GIVEN TASK:
Copy each line of the data below with the word "precipitation".
---------- SOURCE RECORDS ----------
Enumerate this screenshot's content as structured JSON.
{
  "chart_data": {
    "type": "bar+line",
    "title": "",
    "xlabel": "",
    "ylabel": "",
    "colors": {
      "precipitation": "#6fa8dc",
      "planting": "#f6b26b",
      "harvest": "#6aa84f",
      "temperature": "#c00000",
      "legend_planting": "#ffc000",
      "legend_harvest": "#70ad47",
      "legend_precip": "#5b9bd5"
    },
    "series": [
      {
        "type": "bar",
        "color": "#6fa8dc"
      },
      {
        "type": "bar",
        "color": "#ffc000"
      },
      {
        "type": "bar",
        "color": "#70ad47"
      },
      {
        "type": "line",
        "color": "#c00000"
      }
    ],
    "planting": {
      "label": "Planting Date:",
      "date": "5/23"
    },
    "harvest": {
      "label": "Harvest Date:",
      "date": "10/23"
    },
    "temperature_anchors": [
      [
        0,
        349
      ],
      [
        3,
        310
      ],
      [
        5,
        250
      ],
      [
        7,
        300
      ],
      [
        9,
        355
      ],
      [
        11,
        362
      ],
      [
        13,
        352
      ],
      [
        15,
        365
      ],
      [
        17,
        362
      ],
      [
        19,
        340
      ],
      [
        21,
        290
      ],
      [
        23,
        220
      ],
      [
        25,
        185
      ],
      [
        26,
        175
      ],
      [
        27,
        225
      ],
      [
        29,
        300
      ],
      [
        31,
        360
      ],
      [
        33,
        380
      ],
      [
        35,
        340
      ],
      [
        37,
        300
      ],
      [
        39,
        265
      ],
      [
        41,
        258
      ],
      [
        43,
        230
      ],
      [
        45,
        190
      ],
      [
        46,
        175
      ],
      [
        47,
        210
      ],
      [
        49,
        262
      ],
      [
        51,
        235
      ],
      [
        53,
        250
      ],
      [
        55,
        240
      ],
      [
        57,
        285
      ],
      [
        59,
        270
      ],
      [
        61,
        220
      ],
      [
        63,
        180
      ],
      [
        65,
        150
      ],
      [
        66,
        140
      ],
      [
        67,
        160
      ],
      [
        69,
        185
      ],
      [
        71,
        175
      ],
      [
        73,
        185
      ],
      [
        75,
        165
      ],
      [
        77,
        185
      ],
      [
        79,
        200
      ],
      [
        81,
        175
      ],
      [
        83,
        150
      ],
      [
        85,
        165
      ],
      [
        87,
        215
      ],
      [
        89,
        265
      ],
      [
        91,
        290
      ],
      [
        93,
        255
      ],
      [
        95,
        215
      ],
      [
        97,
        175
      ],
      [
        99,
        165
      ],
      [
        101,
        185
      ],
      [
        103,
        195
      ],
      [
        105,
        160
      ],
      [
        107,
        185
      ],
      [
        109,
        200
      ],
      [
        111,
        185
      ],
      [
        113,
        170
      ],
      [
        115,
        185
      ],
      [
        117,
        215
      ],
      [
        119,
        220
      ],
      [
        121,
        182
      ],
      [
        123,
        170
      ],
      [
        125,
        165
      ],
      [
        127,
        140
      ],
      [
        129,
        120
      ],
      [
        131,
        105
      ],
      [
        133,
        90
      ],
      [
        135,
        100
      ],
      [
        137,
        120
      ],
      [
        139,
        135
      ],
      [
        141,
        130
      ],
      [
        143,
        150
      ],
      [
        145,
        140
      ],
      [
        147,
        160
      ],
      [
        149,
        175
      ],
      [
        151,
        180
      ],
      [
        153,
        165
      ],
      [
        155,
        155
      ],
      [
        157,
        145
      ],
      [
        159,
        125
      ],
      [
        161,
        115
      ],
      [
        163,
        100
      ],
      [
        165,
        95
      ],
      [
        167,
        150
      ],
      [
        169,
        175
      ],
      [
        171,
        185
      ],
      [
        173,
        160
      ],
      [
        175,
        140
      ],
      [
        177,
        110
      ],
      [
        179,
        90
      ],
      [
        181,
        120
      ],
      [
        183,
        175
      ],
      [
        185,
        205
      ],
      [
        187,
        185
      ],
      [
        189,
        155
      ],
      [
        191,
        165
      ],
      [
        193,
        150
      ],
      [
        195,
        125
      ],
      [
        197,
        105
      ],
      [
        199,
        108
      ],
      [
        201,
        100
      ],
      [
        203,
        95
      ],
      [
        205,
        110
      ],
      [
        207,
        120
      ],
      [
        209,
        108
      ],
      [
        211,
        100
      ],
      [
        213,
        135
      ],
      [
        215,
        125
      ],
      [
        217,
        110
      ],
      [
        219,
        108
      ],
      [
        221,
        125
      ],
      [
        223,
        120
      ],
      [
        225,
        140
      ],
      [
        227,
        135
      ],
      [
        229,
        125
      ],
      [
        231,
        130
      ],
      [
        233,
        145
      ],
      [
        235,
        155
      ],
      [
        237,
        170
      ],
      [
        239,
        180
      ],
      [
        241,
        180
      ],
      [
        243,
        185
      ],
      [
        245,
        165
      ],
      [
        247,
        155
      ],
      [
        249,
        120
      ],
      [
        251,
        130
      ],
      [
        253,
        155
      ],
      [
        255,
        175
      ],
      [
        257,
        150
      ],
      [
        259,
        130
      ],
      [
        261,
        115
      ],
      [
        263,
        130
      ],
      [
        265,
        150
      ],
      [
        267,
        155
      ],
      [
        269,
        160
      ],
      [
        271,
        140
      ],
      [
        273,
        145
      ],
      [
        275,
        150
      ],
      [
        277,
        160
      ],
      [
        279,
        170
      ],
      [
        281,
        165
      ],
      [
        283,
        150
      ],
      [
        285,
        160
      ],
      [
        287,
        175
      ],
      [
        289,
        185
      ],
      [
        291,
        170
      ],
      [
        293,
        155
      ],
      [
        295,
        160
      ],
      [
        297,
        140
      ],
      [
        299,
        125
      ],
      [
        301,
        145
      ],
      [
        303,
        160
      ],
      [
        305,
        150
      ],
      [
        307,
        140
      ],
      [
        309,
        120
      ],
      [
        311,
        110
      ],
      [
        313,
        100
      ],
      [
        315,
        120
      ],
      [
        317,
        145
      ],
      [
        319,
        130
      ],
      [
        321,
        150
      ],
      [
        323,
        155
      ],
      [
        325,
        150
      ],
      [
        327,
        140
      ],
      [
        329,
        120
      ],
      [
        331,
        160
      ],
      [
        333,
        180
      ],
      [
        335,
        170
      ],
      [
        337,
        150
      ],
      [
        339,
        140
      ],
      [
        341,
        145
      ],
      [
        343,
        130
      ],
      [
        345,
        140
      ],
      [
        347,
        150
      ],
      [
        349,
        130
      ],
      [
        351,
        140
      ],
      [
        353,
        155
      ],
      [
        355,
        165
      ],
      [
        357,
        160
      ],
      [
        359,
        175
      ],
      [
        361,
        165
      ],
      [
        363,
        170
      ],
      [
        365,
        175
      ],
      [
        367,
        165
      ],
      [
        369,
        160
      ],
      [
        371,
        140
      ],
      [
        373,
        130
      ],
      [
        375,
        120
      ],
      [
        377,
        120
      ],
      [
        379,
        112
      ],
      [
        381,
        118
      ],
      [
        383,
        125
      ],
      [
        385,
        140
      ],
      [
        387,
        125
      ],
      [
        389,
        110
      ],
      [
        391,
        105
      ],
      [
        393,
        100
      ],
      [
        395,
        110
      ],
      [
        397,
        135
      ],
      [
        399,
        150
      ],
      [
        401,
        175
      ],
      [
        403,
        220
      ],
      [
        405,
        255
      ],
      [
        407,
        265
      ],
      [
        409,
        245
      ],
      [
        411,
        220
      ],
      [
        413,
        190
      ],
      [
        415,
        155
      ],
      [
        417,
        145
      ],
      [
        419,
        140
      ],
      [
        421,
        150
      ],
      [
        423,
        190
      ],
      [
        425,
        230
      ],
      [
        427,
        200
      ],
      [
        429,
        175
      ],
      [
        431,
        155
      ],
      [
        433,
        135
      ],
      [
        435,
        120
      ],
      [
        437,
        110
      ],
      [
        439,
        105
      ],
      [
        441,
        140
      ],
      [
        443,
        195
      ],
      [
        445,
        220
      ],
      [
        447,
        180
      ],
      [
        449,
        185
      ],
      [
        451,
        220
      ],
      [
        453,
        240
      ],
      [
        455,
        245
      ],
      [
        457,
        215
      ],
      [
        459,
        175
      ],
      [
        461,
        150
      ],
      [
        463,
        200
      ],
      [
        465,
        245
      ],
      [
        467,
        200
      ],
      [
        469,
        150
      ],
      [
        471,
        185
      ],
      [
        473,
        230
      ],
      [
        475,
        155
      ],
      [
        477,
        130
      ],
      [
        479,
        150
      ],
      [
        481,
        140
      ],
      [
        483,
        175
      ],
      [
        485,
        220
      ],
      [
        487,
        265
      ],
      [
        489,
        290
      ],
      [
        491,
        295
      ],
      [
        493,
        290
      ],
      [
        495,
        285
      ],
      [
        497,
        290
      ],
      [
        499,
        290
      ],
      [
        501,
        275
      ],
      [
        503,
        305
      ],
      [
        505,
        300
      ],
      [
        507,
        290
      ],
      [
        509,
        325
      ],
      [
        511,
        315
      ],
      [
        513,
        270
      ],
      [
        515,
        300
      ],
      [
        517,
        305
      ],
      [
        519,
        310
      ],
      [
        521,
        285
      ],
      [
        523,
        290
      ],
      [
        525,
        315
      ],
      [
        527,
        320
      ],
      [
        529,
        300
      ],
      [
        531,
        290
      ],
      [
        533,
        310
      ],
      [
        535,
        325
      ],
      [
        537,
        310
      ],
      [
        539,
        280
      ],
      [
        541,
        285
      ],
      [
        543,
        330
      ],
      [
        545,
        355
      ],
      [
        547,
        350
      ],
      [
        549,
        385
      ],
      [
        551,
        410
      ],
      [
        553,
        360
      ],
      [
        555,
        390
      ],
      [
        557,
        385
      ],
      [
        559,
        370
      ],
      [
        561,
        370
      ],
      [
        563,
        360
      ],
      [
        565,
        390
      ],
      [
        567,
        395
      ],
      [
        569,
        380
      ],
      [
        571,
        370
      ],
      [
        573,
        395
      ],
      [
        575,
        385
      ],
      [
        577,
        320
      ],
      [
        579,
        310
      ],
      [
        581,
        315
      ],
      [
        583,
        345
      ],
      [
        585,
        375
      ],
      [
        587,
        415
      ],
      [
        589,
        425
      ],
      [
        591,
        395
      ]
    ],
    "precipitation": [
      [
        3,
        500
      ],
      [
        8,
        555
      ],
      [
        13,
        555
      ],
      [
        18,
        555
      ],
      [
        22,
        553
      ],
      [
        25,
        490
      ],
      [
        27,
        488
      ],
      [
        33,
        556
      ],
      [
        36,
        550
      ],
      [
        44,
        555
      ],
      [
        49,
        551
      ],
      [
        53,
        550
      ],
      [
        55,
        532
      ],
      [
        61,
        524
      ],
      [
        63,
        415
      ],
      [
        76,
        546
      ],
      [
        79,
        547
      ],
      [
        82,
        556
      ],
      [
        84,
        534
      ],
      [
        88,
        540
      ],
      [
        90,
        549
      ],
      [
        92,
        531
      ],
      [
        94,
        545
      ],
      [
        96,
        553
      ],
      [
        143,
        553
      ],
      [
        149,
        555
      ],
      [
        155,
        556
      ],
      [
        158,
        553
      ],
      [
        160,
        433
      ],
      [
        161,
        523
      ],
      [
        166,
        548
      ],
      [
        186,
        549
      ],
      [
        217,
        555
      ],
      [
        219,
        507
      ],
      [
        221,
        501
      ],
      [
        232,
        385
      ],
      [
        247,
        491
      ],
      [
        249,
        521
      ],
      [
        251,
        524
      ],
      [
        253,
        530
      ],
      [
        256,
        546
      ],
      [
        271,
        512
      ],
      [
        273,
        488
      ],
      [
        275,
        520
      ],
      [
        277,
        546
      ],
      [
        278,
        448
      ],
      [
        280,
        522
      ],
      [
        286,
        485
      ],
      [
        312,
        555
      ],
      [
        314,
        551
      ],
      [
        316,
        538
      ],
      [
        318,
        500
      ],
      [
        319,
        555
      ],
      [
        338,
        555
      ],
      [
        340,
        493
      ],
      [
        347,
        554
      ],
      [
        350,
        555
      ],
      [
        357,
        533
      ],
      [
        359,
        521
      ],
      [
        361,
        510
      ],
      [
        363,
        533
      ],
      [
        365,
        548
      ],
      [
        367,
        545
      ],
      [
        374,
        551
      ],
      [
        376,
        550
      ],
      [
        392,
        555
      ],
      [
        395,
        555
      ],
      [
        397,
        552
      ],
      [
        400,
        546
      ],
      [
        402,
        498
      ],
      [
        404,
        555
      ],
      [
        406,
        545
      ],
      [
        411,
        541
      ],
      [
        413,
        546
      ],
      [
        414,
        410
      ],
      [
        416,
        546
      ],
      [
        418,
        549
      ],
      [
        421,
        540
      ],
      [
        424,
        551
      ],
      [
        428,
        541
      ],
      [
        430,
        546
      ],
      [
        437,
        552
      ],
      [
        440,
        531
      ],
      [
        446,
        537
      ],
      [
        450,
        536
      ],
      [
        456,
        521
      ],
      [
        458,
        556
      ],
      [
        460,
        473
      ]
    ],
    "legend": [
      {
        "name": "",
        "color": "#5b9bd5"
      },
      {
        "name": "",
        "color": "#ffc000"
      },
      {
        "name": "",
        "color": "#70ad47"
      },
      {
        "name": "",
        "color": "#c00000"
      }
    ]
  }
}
----------
RESULT:
      "precipitation": "#6fa8dc",
    "precipitation": [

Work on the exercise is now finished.